-- BEGIN --

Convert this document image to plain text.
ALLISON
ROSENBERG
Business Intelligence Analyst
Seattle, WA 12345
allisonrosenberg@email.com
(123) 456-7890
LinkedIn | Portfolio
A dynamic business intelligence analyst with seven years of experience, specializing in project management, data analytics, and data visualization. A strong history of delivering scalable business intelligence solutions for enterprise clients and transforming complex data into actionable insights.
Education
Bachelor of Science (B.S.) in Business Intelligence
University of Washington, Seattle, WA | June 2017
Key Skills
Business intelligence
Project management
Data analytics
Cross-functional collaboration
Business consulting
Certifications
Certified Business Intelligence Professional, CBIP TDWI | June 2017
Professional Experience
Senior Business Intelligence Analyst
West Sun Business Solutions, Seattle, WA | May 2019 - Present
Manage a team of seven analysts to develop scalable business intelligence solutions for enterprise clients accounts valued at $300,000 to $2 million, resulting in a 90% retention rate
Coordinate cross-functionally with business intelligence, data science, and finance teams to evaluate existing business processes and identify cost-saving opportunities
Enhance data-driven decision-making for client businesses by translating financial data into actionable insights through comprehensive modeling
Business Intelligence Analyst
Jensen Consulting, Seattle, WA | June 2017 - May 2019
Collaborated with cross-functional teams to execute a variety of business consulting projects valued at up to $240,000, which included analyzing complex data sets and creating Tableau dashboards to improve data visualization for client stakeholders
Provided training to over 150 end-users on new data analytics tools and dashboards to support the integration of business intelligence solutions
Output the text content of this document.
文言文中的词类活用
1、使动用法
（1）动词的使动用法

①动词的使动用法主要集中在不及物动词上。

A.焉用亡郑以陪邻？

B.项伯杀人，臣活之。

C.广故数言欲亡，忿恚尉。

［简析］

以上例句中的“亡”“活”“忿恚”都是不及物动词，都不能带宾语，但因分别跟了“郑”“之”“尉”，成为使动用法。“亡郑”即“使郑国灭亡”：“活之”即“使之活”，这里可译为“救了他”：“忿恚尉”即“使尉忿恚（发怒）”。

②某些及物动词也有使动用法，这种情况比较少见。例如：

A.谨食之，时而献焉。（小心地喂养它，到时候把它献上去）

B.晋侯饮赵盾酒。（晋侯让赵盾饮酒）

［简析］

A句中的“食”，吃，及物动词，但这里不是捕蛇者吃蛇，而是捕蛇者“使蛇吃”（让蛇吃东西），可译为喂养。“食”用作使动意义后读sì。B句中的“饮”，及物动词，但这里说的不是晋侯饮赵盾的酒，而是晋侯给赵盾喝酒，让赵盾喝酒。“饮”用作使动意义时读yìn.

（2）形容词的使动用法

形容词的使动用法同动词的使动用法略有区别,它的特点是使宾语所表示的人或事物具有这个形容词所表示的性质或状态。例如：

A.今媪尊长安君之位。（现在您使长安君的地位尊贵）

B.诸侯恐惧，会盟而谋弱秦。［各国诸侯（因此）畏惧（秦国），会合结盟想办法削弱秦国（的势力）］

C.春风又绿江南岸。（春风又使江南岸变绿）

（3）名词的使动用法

-- END --

• Set task:
Copy out every line in the entries above that holds "this".

• Written solution:
Convert this document image to plain text.
Output the text content of this document.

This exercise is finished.